WHAT NEEDS TO BE DONE ::
Find every line in the records below that holds the word "обследования", and copy each one.

DATA SUPPLIED ::
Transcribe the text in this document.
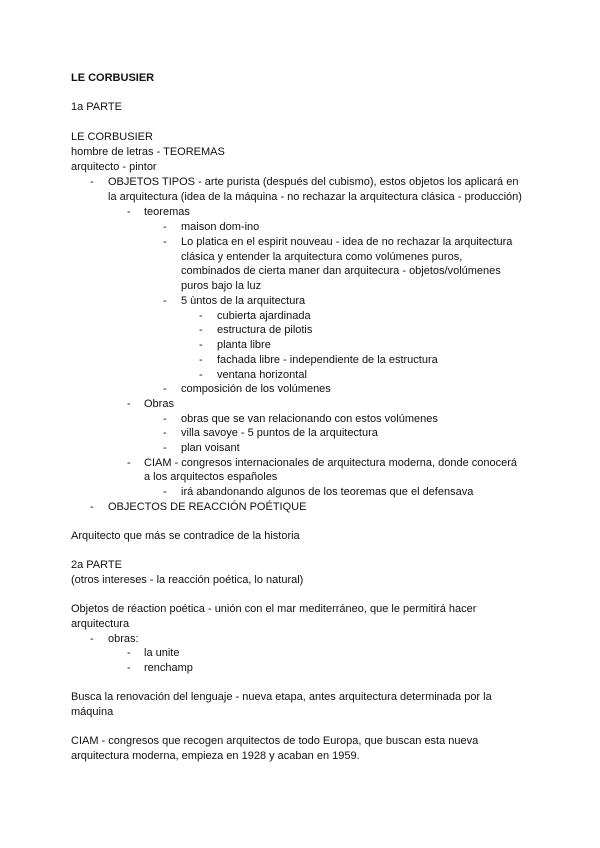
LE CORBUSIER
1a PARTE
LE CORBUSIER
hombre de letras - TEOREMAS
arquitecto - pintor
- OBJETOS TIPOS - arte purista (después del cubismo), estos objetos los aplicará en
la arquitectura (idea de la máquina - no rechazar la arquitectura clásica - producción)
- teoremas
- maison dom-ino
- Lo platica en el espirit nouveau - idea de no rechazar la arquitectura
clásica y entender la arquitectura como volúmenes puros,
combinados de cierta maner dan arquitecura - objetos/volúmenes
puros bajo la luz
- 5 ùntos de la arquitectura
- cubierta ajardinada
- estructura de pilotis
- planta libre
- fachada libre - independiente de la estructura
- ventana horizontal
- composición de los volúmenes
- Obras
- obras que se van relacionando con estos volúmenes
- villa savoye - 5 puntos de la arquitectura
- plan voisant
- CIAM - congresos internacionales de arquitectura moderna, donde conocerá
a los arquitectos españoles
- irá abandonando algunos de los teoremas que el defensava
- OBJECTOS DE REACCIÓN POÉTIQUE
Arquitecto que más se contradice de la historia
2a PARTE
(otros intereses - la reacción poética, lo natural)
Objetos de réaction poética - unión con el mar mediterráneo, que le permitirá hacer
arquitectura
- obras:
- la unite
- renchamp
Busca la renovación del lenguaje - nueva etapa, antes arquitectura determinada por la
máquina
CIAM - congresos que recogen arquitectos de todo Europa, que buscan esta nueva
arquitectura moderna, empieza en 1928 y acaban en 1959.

* * *

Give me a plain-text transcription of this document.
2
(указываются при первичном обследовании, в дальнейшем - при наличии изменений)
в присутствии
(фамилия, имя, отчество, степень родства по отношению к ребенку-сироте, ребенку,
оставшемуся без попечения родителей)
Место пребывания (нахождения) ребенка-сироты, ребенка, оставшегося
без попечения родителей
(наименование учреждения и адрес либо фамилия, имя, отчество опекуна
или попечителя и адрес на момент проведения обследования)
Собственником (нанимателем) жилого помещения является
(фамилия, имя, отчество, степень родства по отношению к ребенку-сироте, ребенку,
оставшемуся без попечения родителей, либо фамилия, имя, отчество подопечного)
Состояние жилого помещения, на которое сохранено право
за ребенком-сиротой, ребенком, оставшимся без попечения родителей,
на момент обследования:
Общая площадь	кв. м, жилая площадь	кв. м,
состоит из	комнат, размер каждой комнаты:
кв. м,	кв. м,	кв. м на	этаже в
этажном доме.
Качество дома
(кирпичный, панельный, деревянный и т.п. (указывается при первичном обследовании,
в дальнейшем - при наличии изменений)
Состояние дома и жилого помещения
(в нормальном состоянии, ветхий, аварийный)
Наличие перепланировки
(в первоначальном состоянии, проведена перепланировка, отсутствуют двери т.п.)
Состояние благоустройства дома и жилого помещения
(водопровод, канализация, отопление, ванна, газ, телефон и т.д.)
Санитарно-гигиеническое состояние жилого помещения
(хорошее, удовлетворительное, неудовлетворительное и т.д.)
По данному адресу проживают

---

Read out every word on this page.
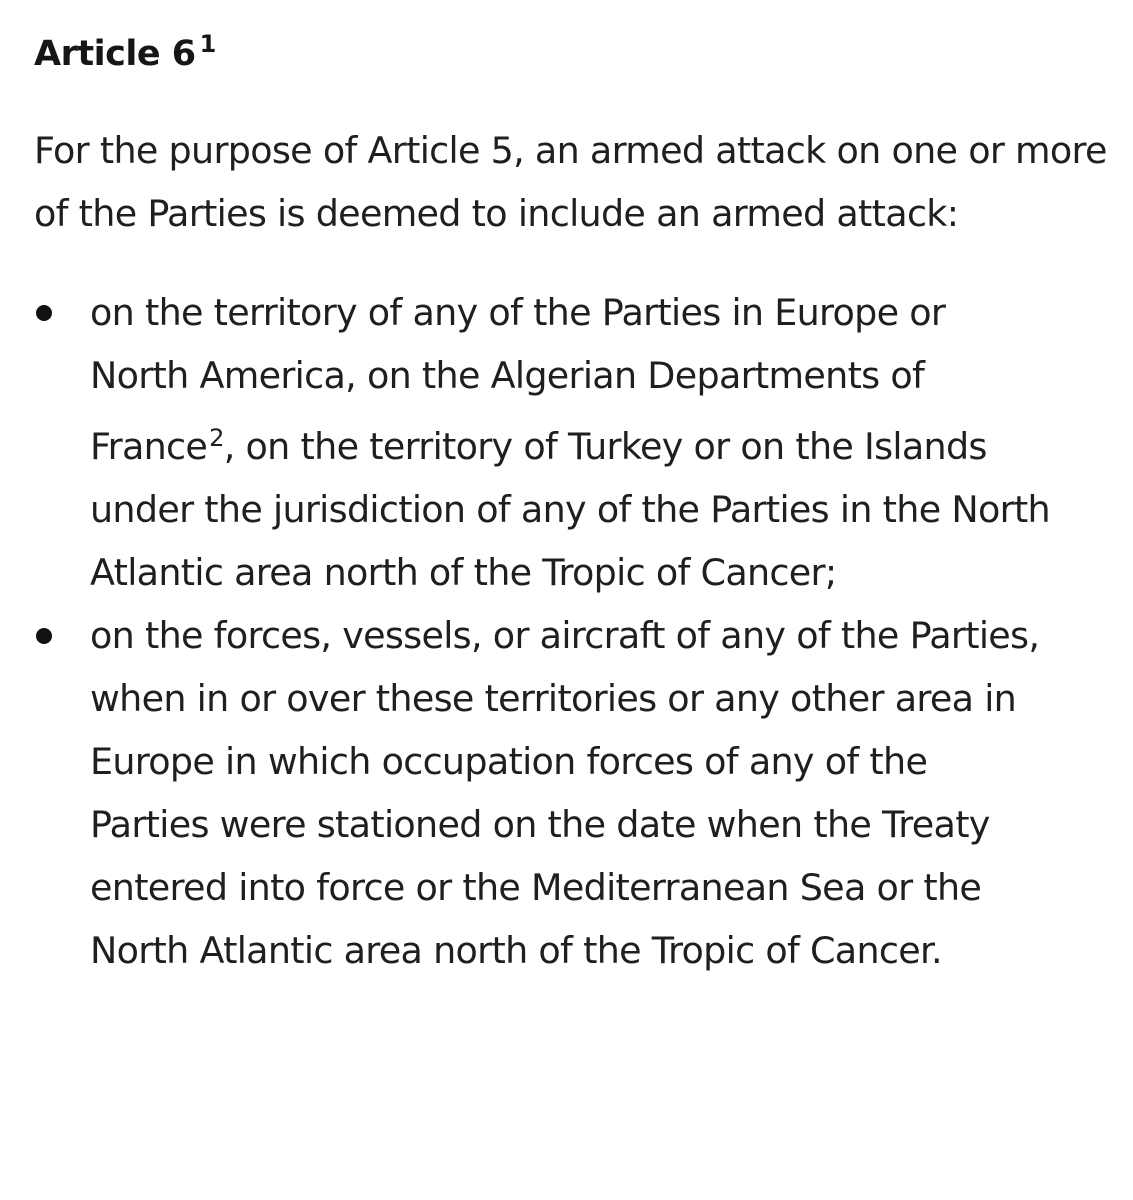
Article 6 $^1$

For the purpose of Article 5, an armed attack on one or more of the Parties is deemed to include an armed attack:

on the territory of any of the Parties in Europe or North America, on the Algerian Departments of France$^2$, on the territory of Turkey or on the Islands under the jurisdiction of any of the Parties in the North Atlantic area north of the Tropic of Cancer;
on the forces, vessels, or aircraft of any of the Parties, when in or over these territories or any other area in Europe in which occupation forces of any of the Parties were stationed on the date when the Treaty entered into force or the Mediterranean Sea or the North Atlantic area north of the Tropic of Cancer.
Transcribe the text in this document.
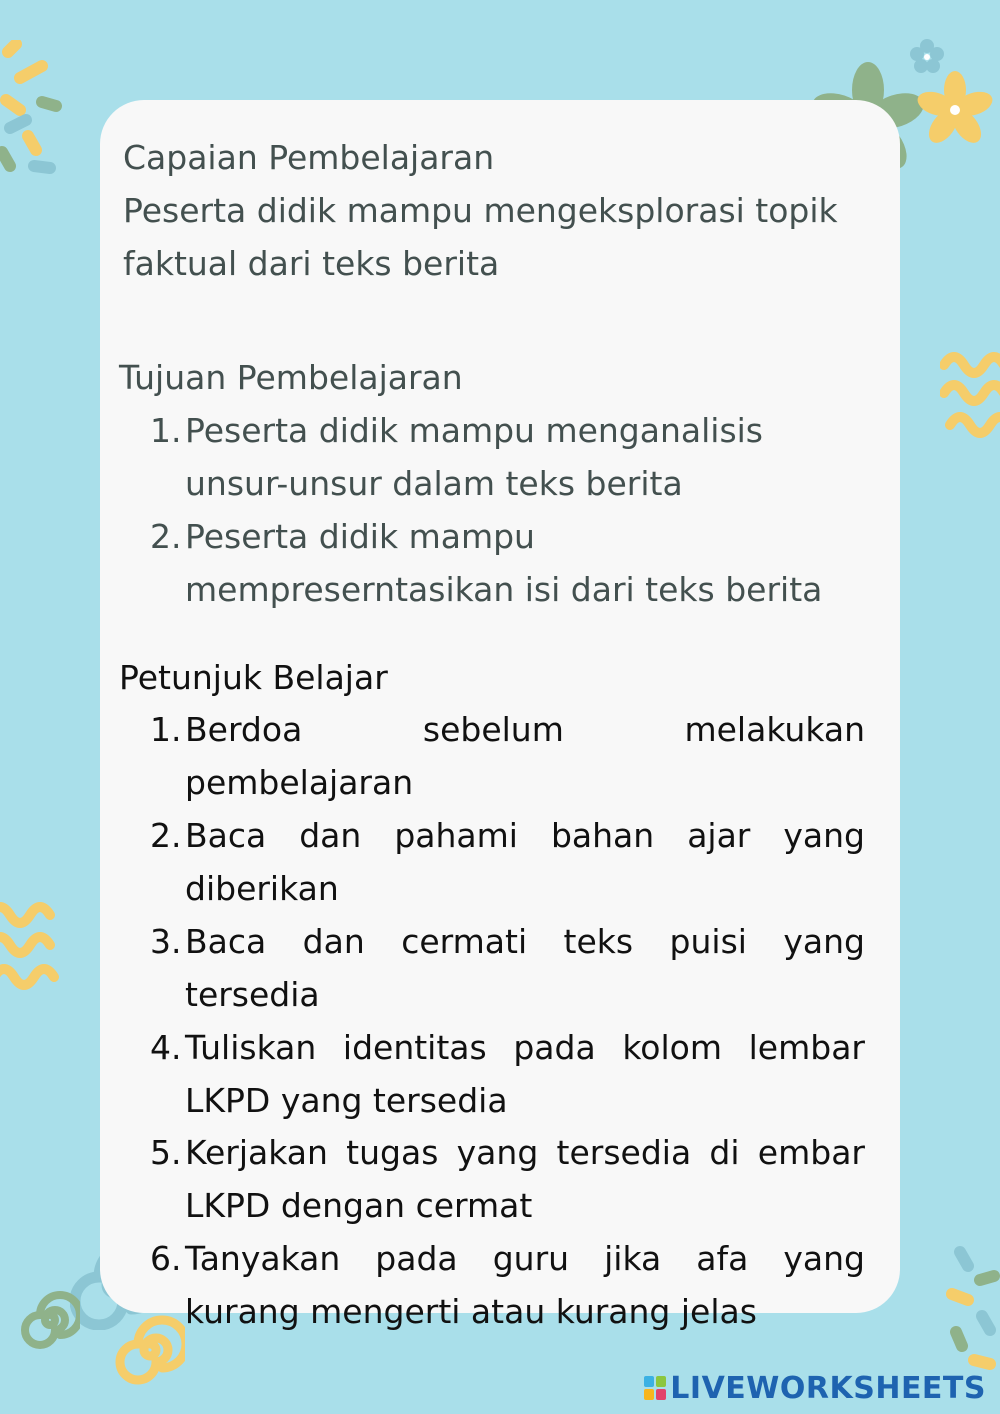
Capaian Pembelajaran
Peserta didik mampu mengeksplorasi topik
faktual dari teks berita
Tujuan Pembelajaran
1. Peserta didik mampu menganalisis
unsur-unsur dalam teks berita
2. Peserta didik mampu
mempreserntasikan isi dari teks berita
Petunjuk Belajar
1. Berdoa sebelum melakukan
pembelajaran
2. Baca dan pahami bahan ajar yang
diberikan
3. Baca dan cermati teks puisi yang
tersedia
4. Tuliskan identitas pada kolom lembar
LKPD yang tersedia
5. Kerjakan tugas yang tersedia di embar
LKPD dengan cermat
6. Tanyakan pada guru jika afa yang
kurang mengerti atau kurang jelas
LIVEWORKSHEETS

EXERCISE SOLUTION ::
или попечителя и адрес на момент проведения обследования)
на момент обследования:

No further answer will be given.